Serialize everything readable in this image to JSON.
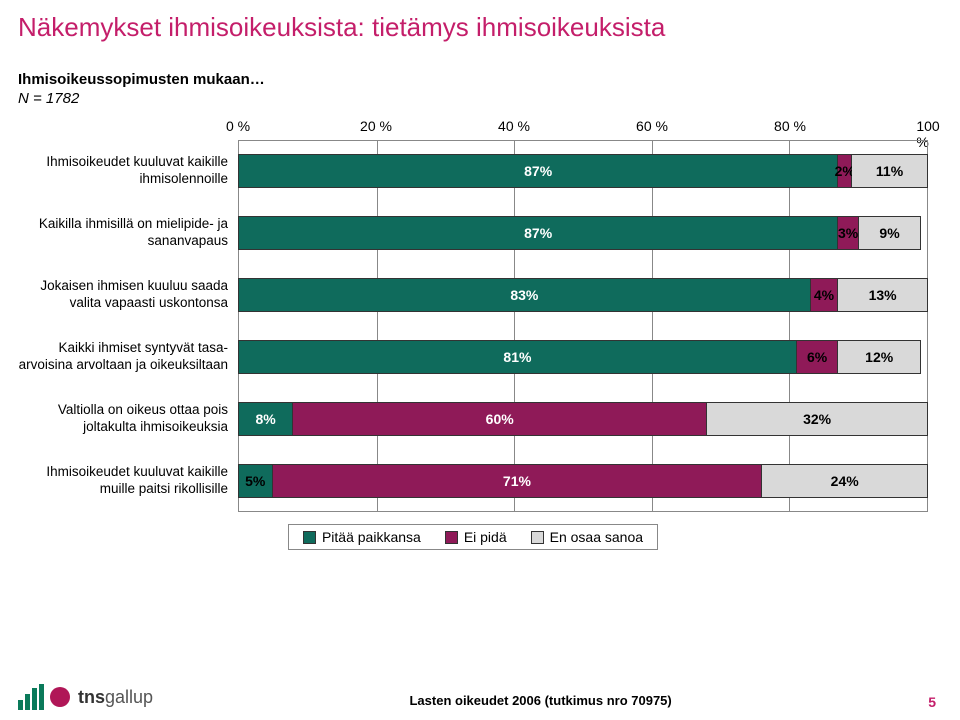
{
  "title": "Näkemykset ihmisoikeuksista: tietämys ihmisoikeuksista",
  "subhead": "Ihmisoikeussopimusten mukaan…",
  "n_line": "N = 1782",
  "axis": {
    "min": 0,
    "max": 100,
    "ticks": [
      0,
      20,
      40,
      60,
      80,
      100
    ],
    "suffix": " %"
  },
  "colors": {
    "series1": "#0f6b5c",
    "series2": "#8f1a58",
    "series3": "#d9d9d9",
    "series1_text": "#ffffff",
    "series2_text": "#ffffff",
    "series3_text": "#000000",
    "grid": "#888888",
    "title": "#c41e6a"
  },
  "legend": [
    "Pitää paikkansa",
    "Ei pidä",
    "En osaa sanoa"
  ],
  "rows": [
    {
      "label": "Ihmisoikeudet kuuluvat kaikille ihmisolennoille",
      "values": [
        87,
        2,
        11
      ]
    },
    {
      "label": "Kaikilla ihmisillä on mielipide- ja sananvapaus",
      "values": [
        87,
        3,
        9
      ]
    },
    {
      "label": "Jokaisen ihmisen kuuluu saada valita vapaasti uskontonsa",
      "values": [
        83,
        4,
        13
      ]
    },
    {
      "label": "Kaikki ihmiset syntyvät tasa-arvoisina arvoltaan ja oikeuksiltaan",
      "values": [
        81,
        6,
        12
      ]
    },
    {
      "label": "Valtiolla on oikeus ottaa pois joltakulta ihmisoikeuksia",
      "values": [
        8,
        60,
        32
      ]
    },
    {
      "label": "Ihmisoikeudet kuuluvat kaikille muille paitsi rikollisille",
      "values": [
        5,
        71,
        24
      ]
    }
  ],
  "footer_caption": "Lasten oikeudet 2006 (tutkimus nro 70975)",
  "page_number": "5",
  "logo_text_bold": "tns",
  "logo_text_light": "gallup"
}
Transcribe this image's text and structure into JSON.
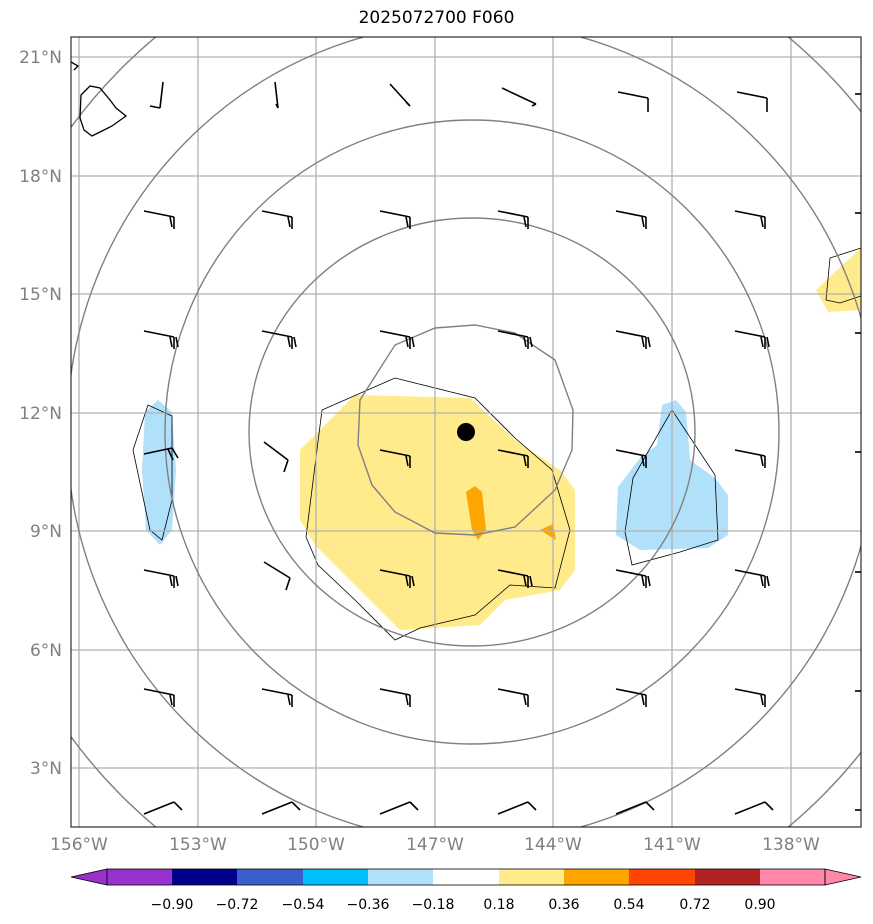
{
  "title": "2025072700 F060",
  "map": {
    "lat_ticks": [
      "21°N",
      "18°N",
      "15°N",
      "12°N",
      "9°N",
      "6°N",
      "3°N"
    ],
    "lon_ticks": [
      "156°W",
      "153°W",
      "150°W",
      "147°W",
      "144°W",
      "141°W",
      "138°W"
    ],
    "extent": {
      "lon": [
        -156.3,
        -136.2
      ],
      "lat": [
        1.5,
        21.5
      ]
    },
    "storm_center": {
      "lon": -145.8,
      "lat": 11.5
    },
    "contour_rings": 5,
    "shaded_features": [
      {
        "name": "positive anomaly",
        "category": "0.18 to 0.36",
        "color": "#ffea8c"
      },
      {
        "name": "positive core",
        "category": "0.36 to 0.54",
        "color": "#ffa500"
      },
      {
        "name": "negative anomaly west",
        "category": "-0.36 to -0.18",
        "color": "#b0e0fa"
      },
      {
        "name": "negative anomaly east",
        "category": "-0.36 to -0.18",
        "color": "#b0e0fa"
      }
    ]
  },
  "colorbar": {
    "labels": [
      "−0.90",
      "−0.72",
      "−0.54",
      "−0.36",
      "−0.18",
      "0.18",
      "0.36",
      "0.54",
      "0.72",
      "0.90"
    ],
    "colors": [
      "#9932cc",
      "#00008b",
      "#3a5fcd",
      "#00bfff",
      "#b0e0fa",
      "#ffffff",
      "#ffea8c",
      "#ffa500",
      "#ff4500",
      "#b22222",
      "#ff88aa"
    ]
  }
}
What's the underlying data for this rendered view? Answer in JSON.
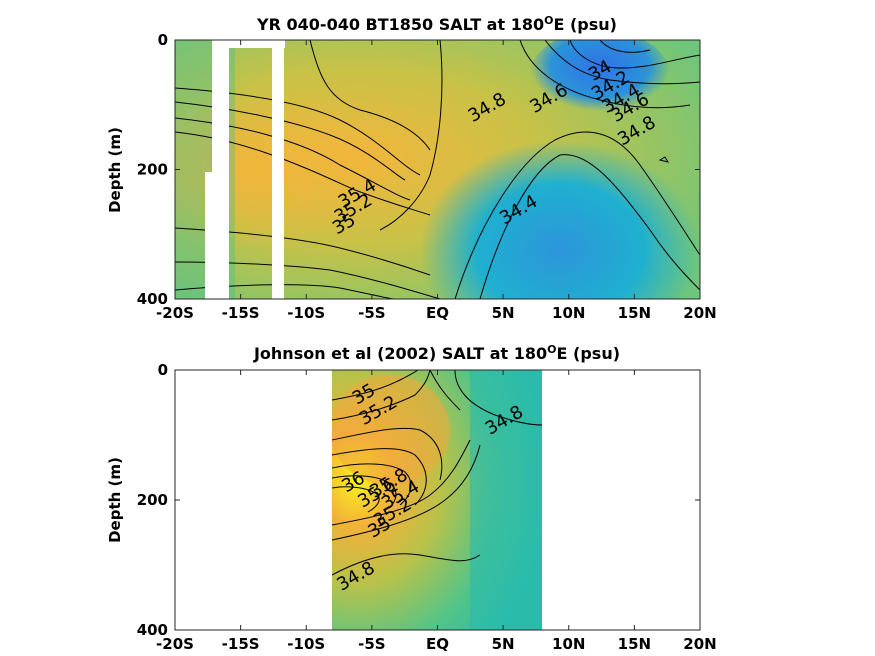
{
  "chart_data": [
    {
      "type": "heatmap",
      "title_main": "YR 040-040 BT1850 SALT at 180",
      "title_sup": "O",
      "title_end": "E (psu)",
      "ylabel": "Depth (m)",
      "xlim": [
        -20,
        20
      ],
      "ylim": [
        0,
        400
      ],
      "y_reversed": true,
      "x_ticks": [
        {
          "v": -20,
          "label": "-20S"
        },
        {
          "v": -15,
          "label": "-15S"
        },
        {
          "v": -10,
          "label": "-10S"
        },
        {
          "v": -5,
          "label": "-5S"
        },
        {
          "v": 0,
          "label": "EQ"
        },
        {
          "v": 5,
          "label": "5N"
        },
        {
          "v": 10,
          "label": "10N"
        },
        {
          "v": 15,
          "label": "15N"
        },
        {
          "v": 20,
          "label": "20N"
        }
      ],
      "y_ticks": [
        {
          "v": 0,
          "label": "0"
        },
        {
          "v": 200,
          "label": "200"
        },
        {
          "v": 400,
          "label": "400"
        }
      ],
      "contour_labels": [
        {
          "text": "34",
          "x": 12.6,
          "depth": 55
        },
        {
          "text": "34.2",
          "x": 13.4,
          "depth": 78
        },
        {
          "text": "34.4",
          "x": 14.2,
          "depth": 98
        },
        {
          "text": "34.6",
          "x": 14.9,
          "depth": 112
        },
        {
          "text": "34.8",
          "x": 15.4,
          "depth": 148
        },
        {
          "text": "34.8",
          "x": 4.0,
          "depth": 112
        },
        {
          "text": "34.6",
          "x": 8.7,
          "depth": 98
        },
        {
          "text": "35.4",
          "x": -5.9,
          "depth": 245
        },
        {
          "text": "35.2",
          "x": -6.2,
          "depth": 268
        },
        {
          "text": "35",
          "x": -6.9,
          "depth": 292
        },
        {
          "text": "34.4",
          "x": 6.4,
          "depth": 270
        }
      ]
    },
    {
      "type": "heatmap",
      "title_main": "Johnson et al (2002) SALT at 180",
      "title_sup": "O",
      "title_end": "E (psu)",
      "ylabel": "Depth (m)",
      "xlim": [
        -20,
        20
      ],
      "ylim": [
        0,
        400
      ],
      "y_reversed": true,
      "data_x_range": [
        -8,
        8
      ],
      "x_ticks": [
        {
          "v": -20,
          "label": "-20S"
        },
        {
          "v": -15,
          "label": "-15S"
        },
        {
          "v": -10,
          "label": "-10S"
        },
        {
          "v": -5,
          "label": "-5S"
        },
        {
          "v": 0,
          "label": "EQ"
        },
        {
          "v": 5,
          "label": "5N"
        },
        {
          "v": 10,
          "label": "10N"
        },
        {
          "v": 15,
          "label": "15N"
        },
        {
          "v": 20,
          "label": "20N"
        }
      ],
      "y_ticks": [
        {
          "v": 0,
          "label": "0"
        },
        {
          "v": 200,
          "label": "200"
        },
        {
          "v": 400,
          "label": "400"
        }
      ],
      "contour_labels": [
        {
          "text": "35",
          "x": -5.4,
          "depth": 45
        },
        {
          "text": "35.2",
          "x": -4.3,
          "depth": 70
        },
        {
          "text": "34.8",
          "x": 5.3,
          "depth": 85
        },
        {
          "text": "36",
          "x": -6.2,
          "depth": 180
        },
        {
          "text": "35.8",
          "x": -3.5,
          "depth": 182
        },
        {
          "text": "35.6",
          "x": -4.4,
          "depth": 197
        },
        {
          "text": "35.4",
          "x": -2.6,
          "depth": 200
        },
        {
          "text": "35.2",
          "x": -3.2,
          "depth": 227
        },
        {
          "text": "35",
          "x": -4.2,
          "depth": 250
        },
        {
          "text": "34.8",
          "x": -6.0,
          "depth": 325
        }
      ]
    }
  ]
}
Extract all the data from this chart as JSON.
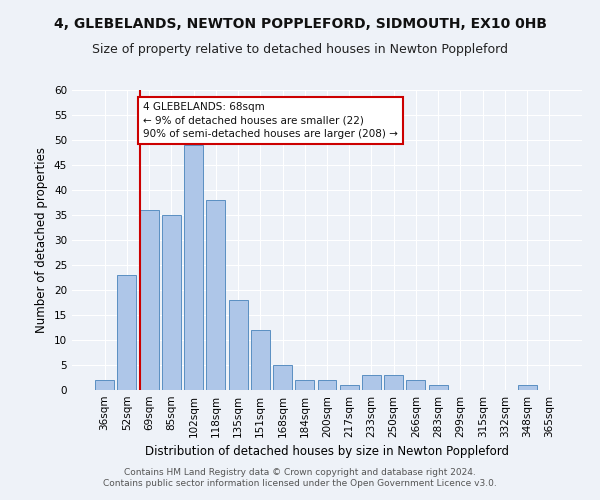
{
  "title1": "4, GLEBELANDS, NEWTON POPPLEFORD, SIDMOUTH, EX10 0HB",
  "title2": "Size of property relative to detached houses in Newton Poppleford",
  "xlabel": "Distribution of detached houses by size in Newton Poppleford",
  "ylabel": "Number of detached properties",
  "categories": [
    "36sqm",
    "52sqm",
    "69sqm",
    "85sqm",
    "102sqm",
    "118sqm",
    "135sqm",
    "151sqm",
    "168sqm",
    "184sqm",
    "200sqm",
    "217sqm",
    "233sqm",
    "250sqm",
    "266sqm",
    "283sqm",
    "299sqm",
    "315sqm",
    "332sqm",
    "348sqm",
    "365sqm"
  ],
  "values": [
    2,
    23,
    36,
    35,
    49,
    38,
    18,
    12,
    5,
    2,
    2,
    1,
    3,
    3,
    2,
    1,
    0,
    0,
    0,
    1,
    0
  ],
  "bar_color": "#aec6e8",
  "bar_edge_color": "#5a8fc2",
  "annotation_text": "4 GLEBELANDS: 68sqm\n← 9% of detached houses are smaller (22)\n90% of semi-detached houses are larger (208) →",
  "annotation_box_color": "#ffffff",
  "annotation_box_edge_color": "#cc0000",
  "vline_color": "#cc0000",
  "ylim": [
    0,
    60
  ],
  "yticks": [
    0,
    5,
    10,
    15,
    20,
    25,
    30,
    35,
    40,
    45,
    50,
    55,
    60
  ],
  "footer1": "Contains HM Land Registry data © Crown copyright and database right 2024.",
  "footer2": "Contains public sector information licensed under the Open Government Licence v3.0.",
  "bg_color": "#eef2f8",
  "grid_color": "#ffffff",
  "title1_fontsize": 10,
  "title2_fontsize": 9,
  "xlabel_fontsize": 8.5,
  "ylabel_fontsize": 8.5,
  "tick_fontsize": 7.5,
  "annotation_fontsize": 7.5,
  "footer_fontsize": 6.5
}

######

What you will do: Locate each line containing the string "image" and show it.

Response below:
Serialize everything readable in this image to JSON.
Transcribe this image's text and structure into JSON.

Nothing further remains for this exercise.